■ Items:
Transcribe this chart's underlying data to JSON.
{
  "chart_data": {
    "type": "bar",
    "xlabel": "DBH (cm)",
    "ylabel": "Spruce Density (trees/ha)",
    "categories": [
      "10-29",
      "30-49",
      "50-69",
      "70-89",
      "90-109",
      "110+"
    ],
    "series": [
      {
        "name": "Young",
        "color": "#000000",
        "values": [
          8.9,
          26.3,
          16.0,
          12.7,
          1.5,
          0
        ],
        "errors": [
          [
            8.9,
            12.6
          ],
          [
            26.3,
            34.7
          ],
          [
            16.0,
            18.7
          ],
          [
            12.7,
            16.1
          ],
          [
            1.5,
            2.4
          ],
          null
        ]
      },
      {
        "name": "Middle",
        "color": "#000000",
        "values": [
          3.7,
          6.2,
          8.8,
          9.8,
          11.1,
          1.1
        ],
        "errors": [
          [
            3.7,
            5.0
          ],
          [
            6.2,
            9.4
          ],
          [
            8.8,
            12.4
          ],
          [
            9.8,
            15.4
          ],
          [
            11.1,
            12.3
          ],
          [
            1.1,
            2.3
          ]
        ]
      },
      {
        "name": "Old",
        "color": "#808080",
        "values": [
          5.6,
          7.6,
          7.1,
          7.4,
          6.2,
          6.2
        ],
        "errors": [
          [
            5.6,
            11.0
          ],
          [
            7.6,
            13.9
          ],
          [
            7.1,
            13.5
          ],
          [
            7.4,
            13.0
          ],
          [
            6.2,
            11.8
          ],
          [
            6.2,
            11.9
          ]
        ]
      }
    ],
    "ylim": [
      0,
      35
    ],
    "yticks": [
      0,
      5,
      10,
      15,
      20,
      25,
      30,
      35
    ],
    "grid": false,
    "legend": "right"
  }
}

* * *

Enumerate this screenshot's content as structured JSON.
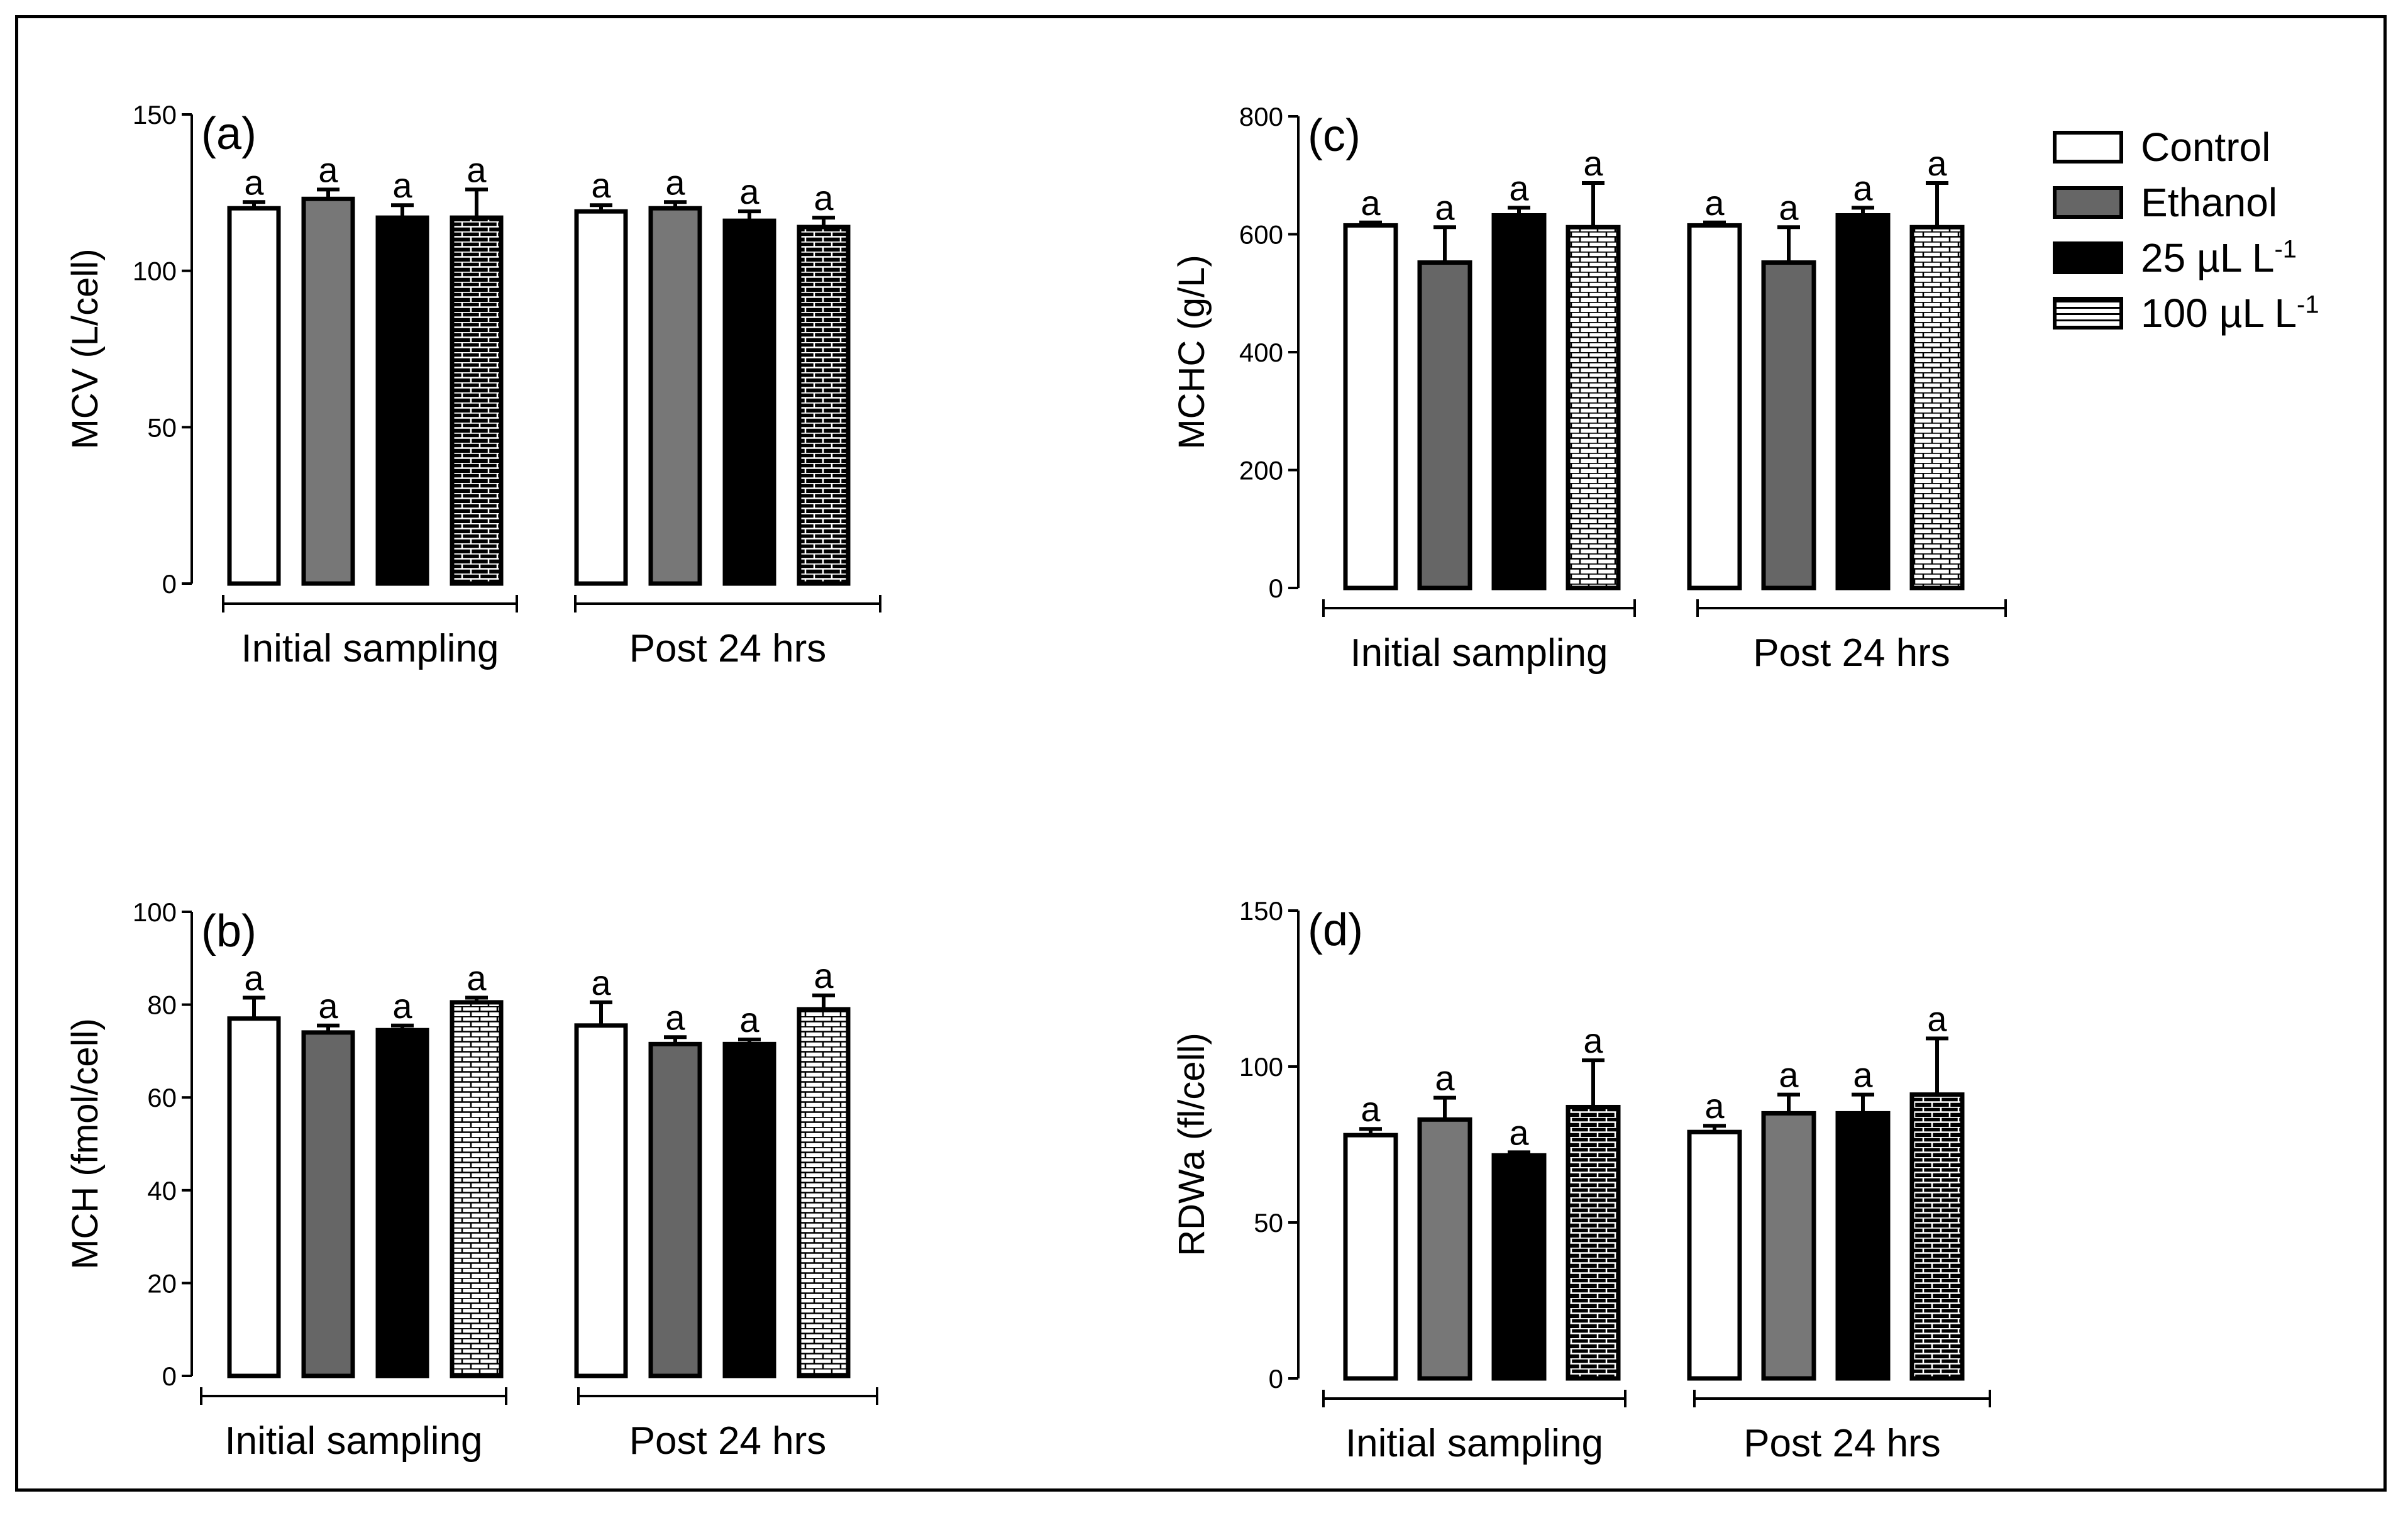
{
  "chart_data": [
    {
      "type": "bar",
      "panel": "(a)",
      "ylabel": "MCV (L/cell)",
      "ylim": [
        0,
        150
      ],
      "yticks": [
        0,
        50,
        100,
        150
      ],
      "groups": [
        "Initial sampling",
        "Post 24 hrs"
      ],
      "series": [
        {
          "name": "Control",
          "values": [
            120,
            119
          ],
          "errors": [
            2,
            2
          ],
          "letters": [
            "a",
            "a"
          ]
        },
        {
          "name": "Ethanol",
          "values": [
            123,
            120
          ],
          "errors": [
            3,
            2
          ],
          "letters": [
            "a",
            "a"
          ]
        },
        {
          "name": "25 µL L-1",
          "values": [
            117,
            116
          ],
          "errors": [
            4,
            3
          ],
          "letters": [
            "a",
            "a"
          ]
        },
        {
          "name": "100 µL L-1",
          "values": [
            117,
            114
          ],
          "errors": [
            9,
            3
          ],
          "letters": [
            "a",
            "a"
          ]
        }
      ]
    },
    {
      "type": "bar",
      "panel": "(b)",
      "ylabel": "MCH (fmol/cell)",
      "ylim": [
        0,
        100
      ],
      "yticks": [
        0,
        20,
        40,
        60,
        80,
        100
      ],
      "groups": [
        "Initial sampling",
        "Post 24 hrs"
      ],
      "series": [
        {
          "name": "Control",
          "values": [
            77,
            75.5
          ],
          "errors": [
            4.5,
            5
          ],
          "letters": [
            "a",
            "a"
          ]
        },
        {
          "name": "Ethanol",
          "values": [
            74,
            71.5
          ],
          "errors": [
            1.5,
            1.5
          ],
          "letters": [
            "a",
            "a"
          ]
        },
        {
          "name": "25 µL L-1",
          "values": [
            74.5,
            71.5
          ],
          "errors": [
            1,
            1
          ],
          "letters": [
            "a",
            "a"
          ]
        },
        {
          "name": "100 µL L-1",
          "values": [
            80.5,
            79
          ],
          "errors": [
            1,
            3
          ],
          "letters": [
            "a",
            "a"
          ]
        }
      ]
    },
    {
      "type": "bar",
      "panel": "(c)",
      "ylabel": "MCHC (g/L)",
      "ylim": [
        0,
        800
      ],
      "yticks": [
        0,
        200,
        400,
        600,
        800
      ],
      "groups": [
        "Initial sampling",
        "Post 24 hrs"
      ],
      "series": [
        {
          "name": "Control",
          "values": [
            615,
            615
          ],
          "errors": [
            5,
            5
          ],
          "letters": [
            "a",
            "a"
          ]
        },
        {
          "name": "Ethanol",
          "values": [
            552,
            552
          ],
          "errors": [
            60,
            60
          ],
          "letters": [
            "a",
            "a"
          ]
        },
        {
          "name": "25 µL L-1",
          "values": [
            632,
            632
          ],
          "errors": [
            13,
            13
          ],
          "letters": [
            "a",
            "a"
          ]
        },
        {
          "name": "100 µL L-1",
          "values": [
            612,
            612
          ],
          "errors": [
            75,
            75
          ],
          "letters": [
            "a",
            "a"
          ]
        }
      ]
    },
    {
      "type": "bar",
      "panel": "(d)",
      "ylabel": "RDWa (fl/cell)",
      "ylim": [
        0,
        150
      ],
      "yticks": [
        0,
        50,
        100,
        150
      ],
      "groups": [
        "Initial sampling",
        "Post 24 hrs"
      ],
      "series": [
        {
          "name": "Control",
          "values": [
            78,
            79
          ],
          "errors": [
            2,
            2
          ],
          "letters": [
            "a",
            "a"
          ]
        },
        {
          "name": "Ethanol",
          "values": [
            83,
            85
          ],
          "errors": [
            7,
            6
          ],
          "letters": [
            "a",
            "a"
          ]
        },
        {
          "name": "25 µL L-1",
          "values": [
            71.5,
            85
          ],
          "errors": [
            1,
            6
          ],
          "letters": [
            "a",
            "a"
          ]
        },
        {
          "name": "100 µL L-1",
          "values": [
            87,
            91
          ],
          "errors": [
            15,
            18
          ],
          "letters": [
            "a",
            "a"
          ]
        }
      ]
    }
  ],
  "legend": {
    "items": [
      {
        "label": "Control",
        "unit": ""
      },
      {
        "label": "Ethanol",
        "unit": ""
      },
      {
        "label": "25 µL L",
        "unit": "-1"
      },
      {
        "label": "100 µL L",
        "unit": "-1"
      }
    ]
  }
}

■ What you should do: Find each line holding the word "ylabel" and copy it.

■ The response:
    "ylabel": "Spruce Density (trees/ha)",
      "ylabel": "MCV (L/cell)",
      "ylabel": "MCH (fmol/cell)",
      "ylabel": "MCHC (g/L)",
      "ylabel": "RDWa (fl/cell)",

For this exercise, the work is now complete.